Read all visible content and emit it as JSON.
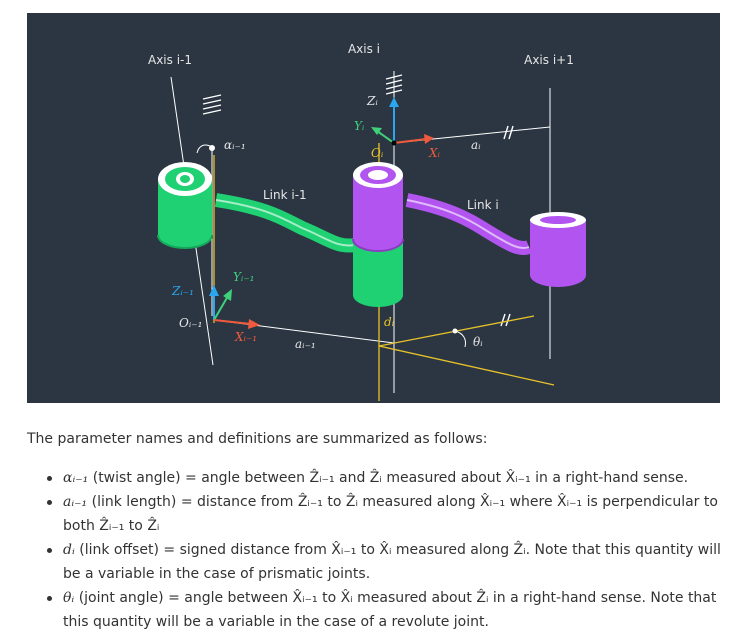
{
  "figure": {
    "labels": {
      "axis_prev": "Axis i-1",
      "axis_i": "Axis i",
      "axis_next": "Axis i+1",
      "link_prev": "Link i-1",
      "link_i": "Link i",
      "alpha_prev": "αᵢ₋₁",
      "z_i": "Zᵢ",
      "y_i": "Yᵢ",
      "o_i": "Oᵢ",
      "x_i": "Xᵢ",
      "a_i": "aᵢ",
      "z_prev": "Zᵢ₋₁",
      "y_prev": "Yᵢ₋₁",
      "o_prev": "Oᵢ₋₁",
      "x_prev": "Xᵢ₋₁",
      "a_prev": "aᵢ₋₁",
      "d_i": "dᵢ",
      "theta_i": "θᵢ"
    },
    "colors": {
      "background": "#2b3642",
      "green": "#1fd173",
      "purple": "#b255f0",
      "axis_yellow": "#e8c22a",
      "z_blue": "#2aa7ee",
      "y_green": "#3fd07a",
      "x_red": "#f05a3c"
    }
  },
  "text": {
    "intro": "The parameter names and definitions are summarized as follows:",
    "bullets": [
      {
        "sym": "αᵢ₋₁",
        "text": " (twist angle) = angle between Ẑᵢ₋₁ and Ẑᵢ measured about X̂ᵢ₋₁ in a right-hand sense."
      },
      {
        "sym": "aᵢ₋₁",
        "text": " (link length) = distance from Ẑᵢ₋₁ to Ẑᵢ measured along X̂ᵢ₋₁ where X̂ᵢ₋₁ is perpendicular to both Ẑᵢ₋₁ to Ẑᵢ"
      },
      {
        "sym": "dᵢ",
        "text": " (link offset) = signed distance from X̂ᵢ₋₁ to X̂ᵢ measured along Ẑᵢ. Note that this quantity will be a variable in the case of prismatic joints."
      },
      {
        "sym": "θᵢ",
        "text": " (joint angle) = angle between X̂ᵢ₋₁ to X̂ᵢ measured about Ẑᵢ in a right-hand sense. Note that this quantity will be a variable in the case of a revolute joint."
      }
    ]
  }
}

---+---

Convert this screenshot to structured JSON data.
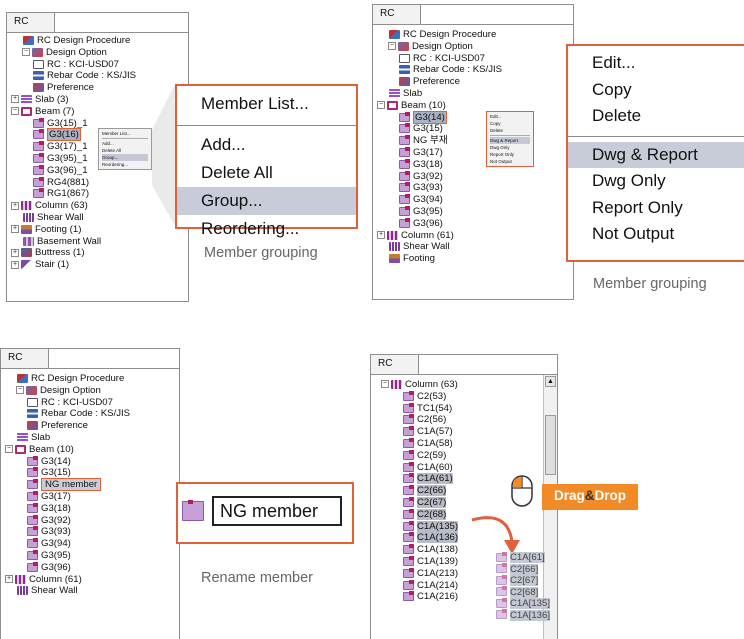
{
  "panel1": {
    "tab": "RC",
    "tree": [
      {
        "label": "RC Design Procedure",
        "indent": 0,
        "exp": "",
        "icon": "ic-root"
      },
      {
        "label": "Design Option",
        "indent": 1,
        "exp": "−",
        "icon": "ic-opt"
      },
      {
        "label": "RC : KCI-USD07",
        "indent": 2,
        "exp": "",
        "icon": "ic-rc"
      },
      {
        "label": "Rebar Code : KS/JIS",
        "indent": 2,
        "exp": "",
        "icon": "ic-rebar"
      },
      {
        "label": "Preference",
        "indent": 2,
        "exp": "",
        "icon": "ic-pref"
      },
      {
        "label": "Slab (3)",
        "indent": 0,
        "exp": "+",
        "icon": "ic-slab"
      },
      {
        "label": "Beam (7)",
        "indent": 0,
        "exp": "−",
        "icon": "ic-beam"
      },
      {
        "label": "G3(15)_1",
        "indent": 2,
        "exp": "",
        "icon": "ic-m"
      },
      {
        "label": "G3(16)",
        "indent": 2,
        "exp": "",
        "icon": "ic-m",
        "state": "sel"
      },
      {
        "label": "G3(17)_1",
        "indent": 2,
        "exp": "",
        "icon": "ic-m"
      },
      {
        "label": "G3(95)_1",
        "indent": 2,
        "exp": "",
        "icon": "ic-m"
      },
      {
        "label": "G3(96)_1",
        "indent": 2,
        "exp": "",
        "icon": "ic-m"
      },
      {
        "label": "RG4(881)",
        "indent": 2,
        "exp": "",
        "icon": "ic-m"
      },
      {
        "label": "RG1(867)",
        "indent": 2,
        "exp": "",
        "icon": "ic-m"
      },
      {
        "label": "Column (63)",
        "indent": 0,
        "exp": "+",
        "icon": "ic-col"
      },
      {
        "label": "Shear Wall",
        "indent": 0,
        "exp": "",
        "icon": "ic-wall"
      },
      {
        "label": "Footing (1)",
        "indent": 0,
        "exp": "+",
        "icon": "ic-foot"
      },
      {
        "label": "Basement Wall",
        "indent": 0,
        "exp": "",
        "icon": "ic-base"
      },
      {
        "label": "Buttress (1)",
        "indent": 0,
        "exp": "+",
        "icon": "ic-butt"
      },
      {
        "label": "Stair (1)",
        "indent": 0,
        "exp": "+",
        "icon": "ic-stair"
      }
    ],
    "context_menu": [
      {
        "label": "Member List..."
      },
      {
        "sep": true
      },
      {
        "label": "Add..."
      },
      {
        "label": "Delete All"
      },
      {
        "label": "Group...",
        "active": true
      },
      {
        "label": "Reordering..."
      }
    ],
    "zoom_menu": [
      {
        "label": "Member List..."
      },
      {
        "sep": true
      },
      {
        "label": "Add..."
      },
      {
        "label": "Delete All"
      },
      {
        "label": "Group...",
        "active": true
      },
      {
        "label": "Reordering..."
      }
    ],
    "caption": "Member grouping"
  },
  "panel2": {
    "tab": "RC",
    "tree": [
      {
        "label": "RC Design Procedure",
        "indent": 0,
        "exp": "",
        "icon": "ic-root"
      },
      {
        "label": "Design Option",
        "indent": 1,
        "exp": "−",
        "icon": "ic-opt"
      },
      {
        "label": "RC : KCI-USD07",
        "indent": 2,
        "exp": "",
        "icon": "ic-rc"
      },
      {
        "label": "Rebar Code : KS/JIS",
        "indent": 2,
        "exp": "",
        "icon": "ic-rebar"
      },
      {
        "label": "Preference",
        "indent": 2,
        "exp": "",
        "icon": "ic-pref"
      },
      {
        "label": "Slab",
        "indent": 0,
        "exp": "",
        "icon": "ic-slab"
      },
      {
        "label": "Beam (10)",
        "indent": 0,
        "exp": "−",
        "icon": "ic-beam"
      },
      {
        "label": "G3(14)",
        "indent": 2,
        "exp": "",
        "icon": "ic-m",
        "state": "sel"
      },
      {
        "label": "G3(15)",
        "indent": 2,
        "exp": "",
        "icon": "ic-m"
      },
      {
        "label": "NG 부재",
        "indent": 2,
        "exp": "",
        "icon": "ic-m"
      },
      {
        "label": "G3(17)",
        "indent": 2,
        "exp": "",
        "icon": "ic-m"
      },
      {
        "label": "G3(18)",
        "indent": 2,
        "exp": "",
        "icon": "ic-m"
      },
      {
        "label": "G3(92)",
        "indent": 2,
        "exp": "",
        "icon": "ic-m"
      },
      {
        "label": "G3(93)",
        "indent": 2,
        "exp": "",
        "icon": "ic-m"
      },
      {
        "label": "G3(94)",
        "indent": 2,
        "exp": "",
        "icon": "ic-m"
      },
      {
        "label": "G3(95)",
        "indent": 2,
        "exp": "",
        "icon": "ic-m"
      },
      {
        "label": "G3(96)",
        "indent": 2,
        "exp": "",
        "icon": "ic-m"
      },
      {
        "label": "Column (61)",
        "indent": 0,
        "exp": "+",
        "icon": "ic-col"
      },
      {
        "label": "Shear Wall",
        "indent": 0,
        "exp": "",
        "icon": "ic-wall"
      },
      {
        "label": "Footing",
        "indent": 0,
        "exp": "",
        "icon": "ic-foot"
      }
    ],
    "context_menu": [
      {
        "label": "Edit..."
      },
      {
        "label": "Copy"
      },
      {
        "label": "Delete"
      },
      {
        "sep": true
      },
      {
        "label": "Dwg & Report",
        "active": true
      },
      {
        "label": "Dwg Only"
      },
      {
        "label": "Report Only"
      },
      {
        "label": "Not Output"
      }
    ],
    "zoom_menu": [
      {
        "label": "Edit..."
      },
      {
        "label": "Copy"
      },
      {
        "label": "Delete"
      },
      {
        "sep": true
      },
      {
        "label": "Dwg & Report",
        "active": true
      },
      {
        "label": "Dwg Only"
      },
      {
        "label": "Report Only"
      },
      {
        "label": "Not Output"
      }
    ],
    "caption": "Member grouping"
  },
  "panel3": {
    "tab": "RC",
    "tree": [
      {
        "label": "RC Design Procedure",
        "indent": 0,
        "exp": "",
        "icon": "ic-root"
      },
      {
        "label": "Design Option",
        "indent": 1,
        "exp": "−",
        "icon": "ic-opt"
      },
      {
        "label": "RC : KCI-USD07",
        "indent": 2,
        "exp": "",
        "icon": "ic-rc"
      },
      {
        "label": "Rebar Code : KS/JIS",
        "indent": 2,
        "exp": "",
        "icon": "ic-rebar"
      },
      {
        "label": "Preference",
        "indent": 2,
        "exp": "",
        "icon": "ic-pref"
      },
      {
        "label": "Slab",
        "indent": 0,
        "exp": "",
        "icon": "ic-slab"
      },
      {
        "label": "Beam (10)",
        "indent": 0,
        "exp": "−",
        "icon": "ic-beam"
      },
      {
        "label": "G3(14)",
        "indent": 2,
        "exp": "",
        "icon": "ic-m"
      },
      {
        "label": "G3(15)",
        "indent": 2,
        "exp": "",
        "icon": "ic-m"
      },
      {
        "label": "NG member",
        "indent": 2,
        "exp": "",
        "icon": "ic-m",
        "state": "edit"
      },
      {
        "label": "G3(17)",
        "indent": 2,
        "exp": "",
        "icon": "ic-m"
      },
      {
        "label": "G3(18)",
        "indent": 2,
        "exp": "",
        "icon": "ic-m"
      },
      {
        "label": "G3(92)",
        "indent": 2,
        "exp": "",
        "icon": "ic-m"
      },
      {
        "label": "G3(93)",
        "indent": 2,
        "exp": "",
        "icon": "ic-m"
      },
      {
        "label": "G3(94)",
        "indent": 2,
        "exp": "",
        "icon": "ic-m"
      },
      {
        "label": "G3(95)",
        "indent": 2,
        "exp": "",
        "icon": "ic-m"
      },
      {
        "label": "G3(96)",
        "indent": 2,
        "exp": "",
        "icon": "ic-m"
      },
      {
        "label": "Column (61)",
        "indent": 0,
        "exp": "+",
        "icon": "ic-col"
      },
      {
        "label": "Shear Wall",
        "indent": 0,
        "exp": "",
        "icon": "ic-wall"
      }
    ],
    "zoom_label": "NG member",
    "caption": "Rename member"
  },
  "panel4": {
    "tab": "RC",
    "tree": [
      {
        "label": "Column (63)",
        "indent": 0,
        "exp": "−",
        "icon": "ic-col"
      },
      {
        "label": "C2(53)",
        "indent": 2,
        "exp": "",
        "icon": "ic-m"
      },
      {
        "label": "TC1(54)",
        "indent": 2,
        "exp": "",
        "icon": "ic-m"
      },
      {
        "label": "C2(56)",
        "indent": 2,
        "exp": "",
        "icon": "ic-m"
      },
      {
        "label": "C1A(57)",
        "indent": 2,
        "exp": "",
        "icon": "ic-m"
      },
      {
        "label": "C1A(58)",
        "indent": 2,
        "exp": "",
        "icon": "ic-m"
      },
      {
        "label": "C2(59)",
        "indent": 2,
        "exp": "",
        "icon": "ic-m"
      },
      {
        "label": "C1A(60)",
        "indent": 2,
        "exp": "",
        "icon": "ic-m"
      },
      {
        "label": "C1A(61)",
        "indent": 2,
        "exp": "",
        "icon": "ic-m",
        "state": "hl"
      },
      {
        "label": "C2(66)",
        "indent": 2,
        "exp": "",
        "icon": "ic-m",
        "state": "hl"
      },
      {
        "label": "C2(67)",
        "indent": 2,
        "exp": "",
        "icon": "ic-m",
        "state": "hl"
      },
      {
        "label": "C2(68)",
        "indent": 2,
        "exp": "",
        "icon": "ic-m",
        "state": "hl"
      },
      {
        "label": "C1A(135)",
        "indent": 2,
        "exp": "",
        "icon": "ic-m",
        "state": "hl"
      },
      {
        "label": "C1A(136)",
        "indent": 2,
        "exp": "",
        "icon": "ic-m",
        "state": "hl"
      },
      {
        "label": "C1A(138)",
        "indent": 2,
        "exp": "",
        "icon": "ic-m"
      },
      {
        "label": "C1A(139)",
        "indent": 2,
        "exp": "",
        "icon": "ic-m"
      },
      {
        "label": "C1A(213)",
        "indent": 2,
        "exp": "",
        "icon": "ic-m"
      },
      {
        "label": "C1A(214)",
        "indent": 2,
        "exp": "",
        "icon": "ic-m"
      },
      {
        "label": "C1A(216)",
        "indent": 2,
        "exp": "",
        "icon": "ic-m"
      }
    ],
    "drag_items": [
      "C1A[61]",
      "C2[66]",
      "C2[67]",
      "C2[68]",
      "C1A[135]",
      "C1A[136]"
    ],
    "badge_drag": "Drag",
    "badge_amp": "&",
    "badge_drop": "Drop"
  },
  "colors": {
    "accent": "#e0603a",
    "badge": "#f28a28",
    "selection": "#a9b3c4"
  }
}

---+---

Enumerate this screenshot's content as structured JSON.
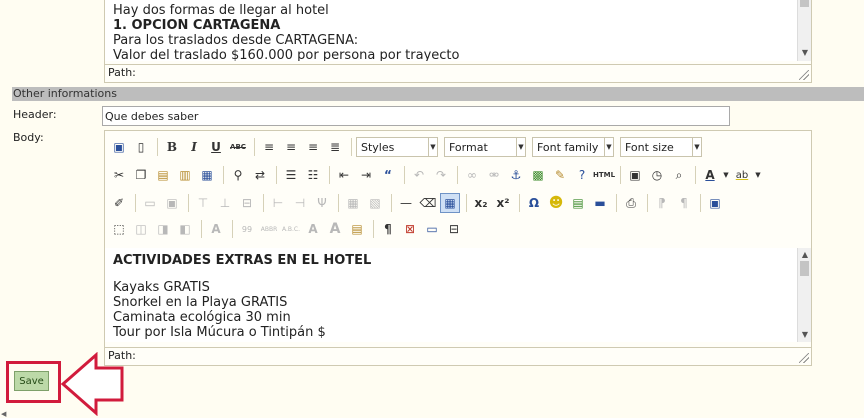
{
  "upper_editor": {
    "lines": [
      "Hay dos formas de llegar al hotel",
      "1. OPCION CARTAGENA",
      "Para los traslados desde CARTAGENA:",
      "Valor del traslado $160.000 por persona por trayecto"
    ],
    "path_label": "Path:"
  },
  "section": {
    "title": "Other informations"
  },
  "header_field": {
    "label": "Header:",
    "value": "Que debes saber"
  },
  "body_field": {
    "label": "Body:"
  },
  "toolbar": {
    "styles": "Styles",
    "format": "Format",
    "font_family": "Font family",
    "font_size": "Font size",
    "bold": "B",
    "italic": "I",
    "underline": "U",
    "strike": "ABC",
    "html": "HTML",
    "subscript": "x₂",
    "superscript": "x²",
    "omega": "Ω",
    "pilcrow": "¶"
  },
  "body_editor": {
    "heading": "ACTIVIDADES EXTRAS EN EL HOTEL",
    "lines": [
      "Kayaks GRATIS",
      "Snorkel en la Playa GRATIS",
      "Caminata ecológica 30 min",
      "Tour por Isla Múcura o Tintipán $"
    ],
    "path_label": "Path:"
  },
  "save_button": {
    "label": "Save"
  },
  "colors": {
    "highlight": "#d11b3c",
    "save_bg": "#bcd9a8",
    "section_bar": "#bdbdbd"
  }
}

---+---

Directive
Using the listing, say how many lines include the word "about", and add nothing else.

Worked solution
2